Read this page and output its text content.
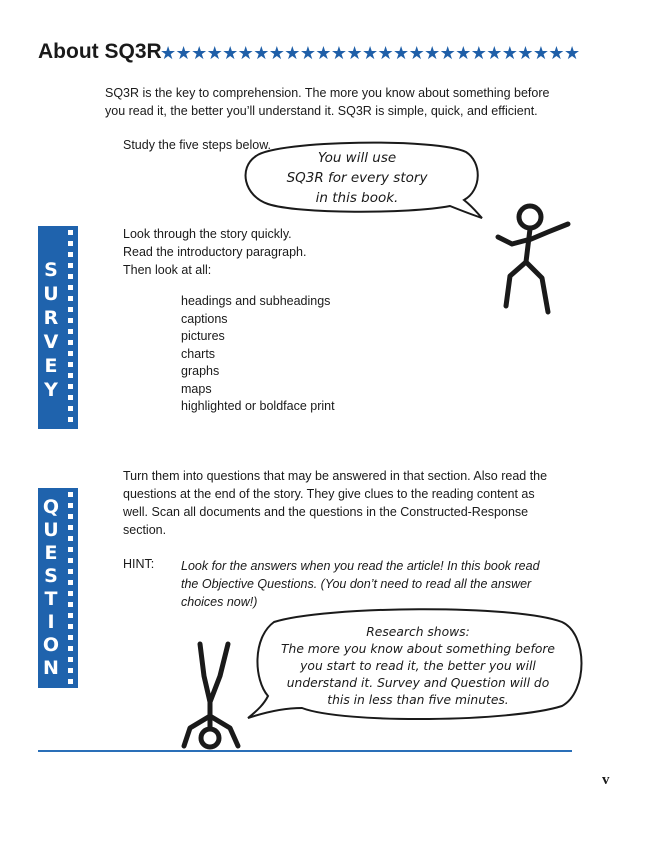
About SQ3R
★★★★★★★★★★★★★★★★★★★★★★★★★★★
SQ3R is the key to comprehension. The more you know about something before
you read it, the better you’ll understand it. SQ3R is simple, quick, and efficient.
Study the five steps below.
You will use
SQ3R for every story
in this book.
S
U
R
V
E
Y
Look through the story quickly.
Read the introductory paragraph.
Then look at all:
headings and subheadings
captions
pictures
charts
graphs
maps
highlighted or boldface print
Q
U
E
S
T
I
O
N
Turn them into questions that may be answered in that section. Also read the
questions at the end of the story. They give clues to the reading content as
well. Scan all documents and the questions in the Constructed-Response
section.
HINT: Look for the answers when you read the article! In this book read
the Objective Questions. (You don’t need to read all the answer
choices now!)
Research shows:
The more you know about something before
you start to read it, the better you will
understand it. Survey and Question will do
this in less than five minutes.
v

# # # #

» **SHORT PROBLEM**: Reproduce all the records verbatim, excluding images.

» **ANSWER TO THE TASK**:
Read this page and output its text content.
About SQ3R
★★★★★★★★★★★★★★★★★★★★★★★★★★★
SQ3R is the key to comprehension. The more you know about something before
you read it, the better you’ll understand it. SQ3R is simple, quick, and efficient.
Study the five steps below.
You will use
SQ3R for every story
in this book.
S
U
R
V
E
Y
Look through the story quickly.
Read the introductory paragraph.
Then look at all:
headings and subheadings
captions
pictures
charts
graphs
maps
highlighted or boldface print
Q
U
E
S
T
I
O
N
Turn them into questions that may be answered in that section. Also read the
questions at the end of the story. They give clues to the reading content as
well. Scan all documents and the questions in the Constructed-Response
section.
HINT: Look for the answers when you read the article! In this book read
the Objective Questions. (You don’t need to read all the answer
choices now!)
Research shows:
The more you know about something before
you start to read it, the better you will
understand it. Survey and Question will do
this in less than five minutes.
v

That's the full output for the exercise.